§ **Task instructions**:
Repeat the material in full. Keep every line exactly as it is.

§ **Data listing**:
----

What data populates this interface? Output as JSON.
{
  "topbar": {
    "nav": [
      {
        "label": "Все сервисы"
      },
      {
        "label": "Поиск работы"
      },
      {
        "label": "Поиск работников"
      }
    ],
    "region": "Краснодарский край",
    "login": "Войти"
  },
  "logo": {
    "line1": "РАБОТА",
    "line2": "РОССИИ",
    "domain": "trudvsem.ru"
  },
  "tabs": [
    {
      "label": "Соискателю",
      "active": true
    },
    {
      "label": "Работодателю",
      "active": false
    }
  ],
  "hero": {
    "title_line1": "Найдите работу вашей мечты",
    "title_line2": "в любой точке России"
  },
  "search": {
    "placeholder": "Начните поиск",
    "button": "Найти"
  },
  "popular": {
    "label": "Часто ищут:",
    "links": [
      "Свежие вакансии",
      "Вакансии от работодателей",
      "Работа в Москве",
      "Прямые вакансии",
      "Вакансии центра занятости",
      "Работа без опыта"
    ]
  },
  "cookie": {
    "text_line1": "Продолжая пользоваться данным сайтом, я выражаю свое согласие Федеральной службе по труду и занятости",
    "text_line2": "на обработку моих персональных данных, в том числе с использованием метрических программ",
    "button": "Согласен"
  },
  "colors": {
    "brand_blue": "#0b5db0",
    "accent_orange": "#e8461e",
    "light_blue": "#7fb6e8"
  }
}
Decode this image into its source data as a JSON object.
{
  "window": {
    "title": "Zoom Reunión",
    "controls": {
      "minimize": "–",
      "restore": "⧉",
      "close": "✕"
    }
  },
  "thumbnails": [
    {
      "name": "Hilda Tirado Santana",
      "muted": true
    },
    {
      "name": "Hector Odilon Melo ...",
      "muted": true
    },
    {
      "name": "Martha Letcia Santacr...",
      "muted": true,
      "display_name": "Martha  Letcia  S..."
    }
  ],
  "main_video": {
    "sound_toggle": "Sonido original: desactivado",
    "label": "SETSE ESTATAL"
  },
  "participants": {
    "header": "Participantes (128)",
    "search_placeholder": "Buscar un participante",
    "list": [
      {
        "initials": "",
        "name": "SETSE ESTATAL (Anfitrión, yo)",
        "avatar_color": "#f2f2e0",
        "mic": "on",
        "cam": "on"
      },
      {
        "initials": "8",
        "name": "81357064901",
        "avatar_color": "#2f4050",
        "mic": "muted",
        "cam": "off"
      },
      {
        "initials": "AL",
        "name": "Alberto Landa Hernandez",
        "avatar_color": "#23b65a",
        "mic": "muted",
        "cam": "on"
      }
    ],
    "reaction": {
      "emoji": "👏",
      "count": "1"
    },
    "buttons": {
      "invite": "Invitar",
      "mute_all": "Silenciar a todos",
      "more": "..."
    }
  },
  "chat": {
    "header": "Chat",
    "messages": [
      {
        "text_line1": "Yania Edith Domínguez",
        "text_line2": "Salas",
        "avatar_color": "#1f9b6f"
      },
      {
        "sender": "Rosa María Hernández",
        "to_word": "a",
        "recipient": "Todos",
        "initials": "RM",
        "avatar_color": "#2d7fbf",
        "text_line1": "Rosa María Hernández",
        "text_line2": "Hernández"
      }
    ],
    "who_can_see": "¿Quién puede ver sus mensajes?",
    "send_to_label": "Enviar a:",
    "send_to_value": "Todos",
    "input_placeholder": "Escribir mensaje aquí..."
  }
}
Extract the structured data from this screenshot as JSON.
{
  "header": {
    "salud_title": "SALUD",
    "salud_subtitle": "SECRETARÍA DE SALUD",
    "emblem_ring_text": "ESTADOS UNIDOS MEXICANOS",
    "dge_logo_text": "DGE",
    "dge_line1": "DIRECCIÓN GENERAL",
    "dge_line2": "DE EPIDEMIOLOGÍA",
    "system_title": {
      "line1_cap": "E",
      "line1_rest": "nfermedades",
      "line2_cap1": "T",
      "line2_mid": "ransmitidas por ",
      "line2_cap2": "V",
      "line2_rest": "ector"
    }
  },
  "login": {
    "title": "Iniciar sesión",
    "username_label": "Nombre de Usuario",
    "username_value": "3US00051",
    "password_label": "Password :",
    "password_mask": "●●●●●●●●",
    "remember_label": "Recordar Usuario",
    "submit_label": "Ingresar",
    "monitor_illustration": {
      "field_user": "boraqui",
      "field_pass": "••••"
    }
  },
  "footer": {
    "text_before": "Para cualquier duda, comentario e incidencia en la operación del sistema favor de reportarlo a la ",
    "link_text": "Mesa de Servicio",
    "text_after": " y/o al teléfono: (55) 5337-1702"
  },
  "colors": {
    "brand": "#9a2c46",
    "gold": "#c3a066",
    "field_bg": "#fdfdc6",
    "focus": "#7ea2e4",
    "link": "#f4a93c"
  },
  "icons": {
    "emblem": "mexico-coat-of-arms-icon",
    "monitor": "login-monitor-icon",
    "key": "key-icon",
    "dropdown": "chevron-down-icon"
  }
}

----

§ **Written response**:
What data populates this interface? Output as JSON.
{
  "topbar": {
    "nav": [
      {
        "label": "Все сервисы"
      },
      {
        "label": "Поиск работы"
      },
      {
        "label": "Поиск работников"
      }
    ],
    "region": "Краснодарский край",
    "login": "Войти"
  },
  "logo": {
    "line1": "РАБОТА",
    "line2": "РОССИИ",
    "domain": "trudvsem.ru"
  },
  "tabs": [
    {
      "label": "Соискателю",
      "active": true
    },
    {
      "label": "Работодателю",
      "active": false
    }
  ],
  "hero": {
    "title_line1": "Найдите работу вашей мечты",
    "title_line2": "в любой точке России"
  },
  "search": {
    "placeholder": "Начните поиск",
    "button": "Найти"
  },
  "popular": {
    "label": "Часто ищут:",
    "links": [
      "Свежие вакансии",
      "Вакансии от работодателей",
      "Работа в Москве",
      "Прямые вакансии",
      "Вакансии центра занятости",
      "Работа без опыта"
    ]
  },
  "cookie": {
    "text_line1": "Продолжая пользоваться данным сайтом, я выражаю свое согласие Федеральной службе по труду и занятости",
    "text_line2": "на обработку моих персональных данных, в том числе с использованием метрических программ",
    "button": "Согласен"
  },
  "colors": {
    "brand_blue": "#0b5db0",
    "accent_orange": "#e8461e",
    "light_blue": "#7fb6e8"
  }
}
Decode this image into its source data as a JSON object.
{
  "window": {
    "title": "Zoom Reunión",
    "controls": {
      "minimize": "–",
      "restore": "⧉",
      "close": "✕"
    }
  },
  "thumbnails": [
    {
      "name": "Hilda Tirado Santana",
      "muted": true
    },
    {
      "name": "Hector Odilon Melo ...",
      "muted": true
    },
    {
      "name": "Martha Letcia Santacr...",
      "muted": true,
      "display_name": "Martha  Letcia  S..."
    }
  ],
  "main_video": {
    "sound_toggle": "Sonido original: desactivado",
    "label": "SETSE ESTATAL"
  },
  "participants": {
    "header": "Participantes (128)",
    "search_placeholder": "Buscar un participante",
    "list": [
      {
        "initials": "",
        "name": "SETSE ESTATAL (Anfitrión, yo)",
        "avatar_color": "#f2f2e0",
        "mic": "on",
        "cam": "on"
      },
      {
        "initials": "8",
        "name": "81357064901",
        "avatar_color": "#2f4050",
        "mic": "muted",
        "cam": "off"
      },
      {
        "initials": "AL",
        "name": "Alberto Landa Hernandez",
        "avatar_color": "#23b65a",
        "mic": "muted",
        "cam": "on"
      }
    ],
    "reaction": {
      "emoji": "👏",
      "count": "1"
    },
    "buttons": {
      "invite": "Invitar",
      "mute_all": "Silenciar a todos",
      "more": "..."
    }
  },
  "chat": {
    "header": "Chat",
    "messages": [
      {
        "text_line1": "Yania Edith Domínguez",
        "text_line2": "Salas",
        "avatar_color": "#1f9b6f"
      },
      {
        "sender": "Rosa María Hernández",
        "to_word": "a",
        "recipient": "Todos",
        "initials": "RM",
        "avatar_color": "#2d7fbf",
        "text_line1": "Rosa María Hernández",
        "text_line2": "Hernández"
      }
    ],
    "who_can_see": "¿Quién puede ver sus mensajes?",
    "send_to_label": "Enviar a:",
    "send_to_value": "Todos",
    "input_placeholder": "Escribir mensaje aquí..."
  }
}
Extract the structured data from this screenshot as JSON.
{
  "header": {
    "salud_title": "SALUD",
    "salud_subtitle": "SECRETARÍA DE SALUD",
    "emblem_ring_text": "ESTADOS UNIDOS MEXICANOS",
    "dge_logo_text": "DGE",
    "dge_line1": "DIRECCIÓN GENERAL",
    "dge_line2": "DE EPIDEMIOLOGÍA",
    "system_title": {
      "line1_cap": "E",
      "line1_rest": "nfermedades",
      "line2_cap1": "T",
      "line2_mid": "ransmitidas por ",
      "line2_cap2": "V",
      "line2_rest": "ector"
    }
  },
  "login": {
    "title": "Iniciar sesión",
    "username_label": "Nombre de Usuario",
    "username_value": "3US00051",
    "password_label": "Password :",
    "password_mask": "●●●●●●●●",
    "remember_label": "Recordar Usuario",
    "submit_label": "Ingresar",
    "monitor_illustration": {
      "field_user": "boraqui",
      "field_pass": "••••"
    }
  },
  "footer": {
    "text_before": "Para cualquier duda, comentario e incidencia en la operación del sistema favor de reportarlo a la ",
    "link_text": "Mesa de Servicio",
    "text_after": " y/o al teléfono: (55) 5337-1702"
  },
  "colors": {
    "brand": "#9a2c46",
    "gold": "#c3a066",
    "field_bg": "#fdfdc6",
    "focus": "#7ea2e4",
    "link": "#f4a93c"
  },
  "icons": {
    "emblem": "mexico-coat-of-arms-icon",
    "monitor": "login-monitor-icon",
    "key": "key-icon",
    "dropdown": "chevron-down-icon"
  }
}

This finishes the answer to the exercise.